• About this exercise
Give a faithful, exact copy of all entries, minus the images.
━━━━━ Records for this task
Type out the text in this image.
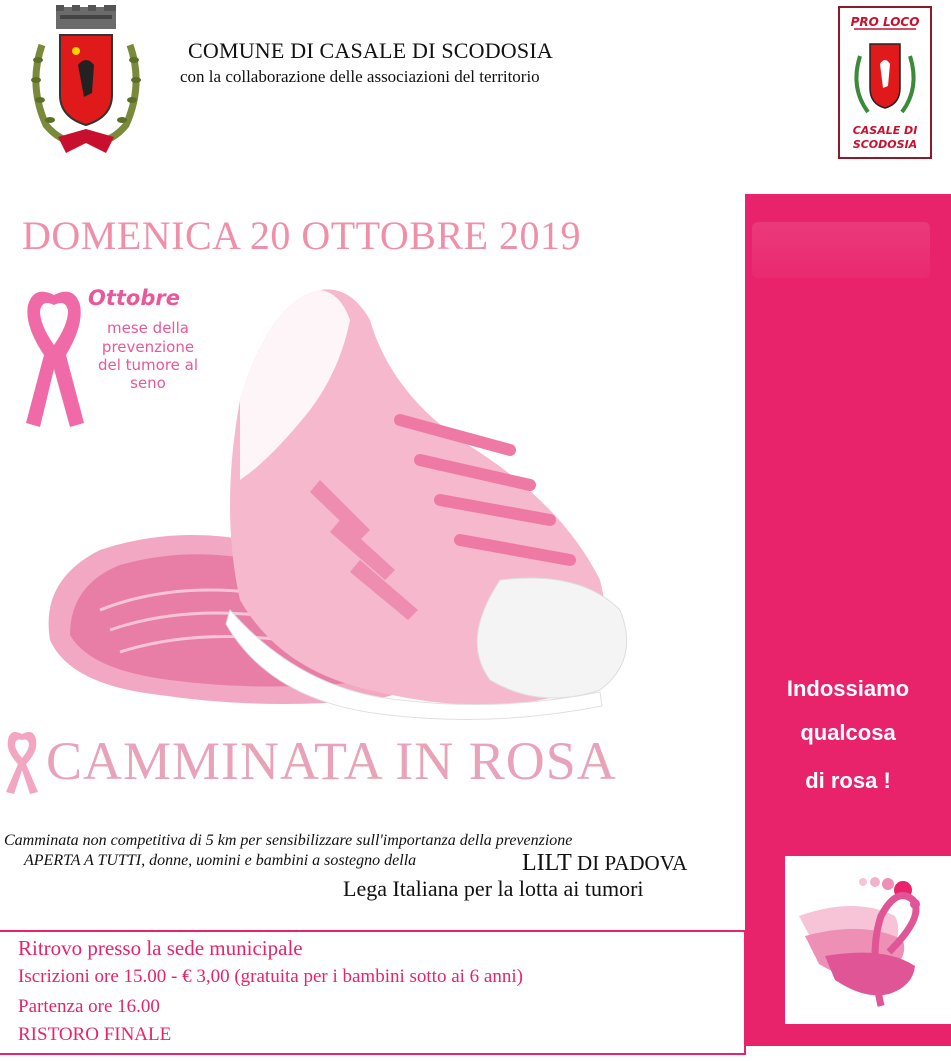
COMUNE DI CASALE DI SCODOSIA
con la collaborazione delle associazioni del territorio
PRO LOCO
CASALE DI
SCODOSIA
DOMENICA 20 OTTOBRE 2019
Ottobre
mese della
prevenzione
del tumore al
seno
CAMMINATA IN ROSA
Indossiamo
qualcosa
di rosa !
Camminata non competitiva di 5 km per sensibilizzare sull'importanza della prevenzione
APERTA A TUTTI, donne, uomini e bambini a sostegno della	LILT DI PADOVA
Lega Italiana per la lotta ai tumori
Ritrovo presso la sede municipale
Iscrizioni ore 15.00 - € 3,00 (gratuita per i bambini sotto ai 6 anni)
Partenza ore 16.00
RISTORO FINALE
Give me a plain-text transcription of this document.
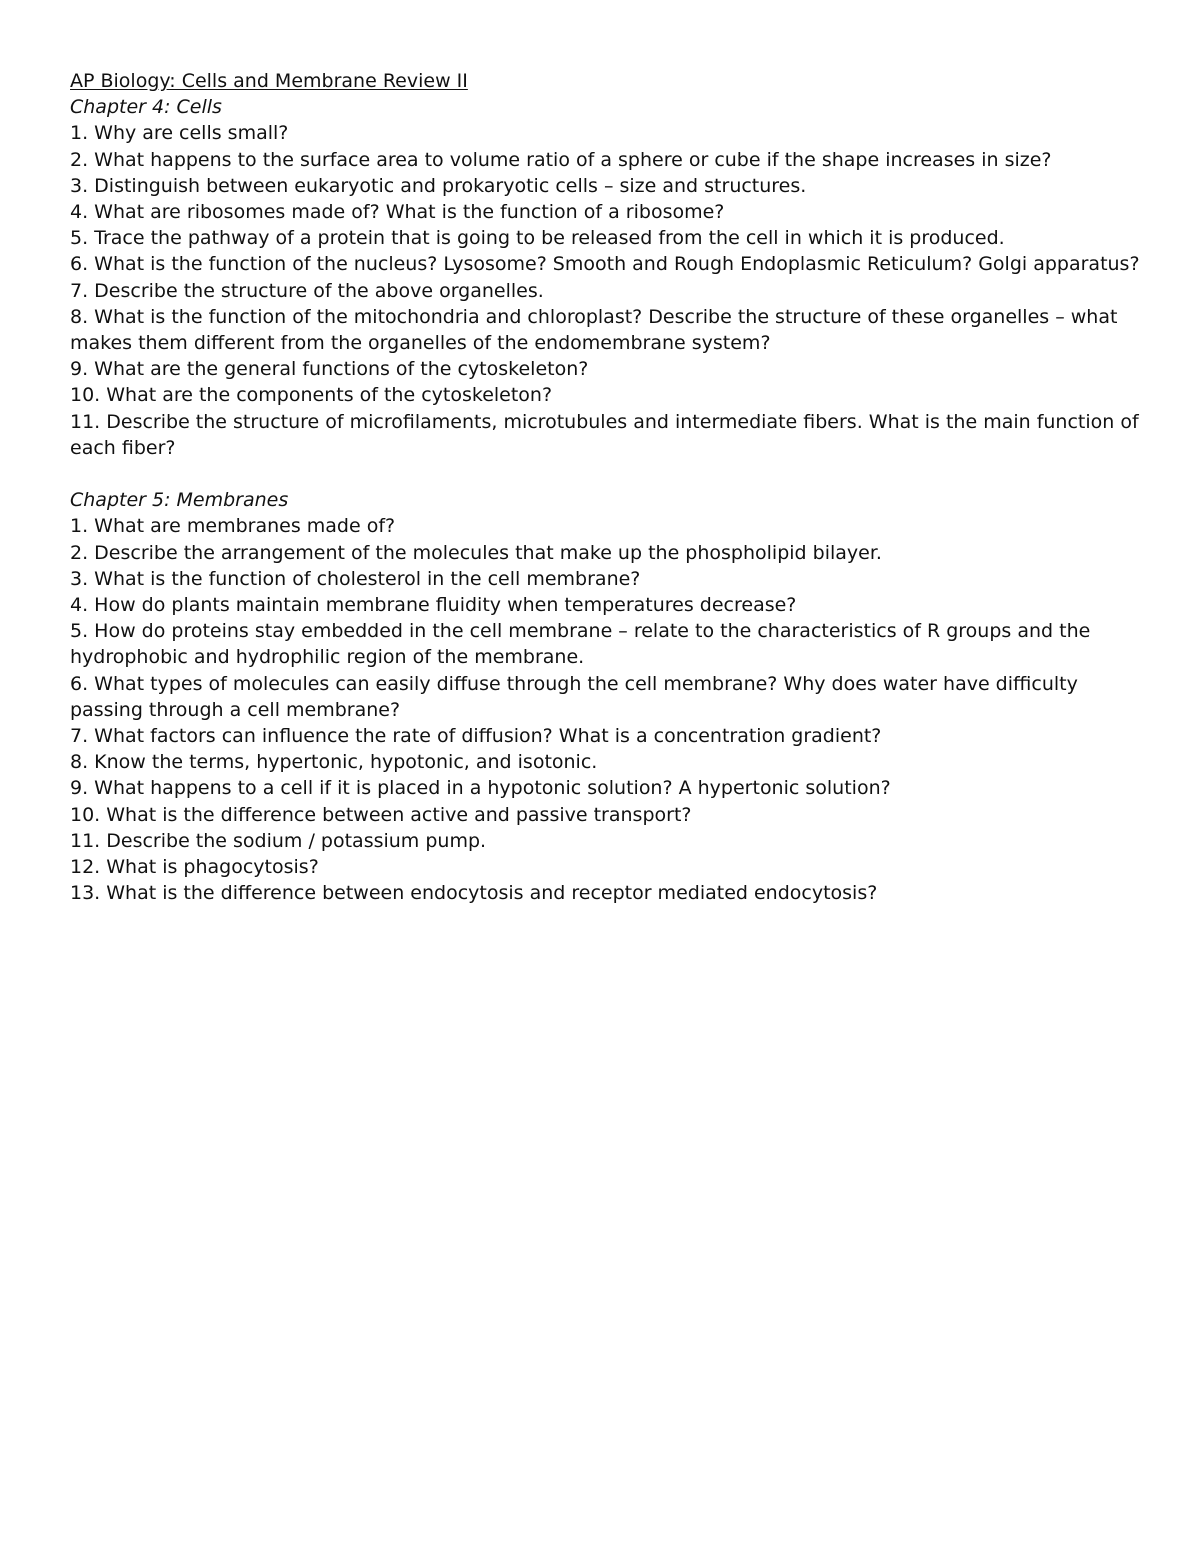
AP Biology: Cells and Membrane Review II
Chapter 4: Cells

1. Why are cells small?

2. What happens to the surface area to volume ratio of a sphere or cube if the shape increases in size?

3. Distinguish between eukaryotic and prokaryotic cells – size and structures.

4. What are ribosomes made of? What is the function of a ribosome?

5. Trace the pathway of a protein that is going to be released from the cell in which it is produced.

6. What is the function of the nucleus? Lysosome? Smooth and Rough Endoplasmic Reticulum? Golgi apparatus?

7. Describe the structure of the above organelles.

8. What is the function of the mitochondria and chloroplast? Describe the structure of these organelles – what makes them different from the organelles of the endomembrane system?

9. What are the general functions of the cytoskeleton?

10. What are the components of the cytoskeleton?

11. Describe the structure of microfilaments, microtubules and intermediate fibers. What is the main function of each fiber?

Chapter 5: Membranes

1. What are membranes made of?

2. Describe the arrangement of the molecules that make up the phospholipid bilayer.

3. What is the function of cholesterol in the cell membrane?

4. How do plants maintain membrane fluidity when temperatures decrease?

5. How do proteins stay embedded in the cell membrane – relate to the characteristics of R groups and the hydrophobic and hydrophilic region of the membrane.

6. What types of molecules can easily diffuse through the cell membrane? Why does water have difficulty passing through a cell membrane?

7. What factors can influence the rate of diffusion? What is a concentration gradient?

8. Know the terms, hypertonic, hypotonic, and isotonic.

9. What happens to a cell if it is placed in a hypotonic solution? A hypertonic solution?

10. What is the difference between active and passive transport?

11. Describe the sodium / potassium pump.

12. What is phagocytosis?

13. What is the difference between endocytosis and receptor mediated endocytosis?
━━━━━━━━━━
• Output for this exercise
Type out the text in this image.
COMUNE DI CASALE DI SCODOSIA
con la collaborazione delle associazioni del territorio
PRO LOCO
CASALE DI
SCODOSIA
DOMENICA 20 OTTOBRE 2019
Ottobre
mese della
prevenzione
del tumore al
seno
CAMMINATA IN ROSA
Indossiamo
qualcosa
di rosa !
Camminata non competitiva di 5 km per sensibilizzare sull'importanza della prevenzione
APERTA A TUTTI, donne, uomini e bambini a sostegno della	LILT DI PADOVA
Lega Italiana per la lotta ai tumori
Ritrovo presso la sede municipale
Iscrizioni ore 15.00 - € 3,00 (gratuita per i bambini sotto ai 6 anni)
Partenza ore 16.00
RISTORO FINALE
Give me a plain-text transcription of this document.
AP Biology: Cells and Membrane Review II
Chapter 4: Cells

1. Why are cells small?

2. What happens to the surface area to volume ratio of a sphere or cube if the shape increases in size?

3. Distinguish between eukaryotic and prokaryotic cells – size and structures.

4. What are ribosomes made of? What is the function of a ribosome?

5. Trace the pathway of a protein that is going to be released from the cell in which it is produced.

6. What is the function of the nucleus? Lysosome? Smooth and Rough Endoplasmic Reticulum? Golgi apparatus?

7. Describe the structure of the above organelles.

8. What is the function of the mitochondria and chloroplast? Describe the structure of these organelles – what makes them different from the organelles of the endomembrane system?

9. What are the general functions of the cytoskeleton?

10. What are the components of the cytoskeleton?

11. Describe the structure of microfilaments, microtubules and intermediate fibers. What is the main function of each fiber?

Chapter 5: Membranes

1. What are membranes made of?

2. Describe the arrangement of the molecules that make up the phospholipid bilayer.

3. What is the function of cholesterol in the cell membrane?

4. How do plants maintain membrane fluidity when temperatures decrease?

5. How do proteins stay embedded in the cell membrane – relate to the characteristics of R groups and the hydrophobic and hydrophilic region of the membrane.

6. What types of molecules can easily diffuse through the cell membrane? Why does water have difficulty passing through a cell membrane?

7. What factors can influence the rate of diffusion? What is a concentration gradient?

8. Know the terms, hypertonic, hypotonic, and isotonic.

9. What happens to a cell if it is placed in a hypotonic solution? A hypertonic solution?

10. What is the difference between active and passive transport?

11. Describe the sodium / potassium pump.

12. What is phagocytosis?

13. What is the difference between endocytosis and receptor mediated endocytosis?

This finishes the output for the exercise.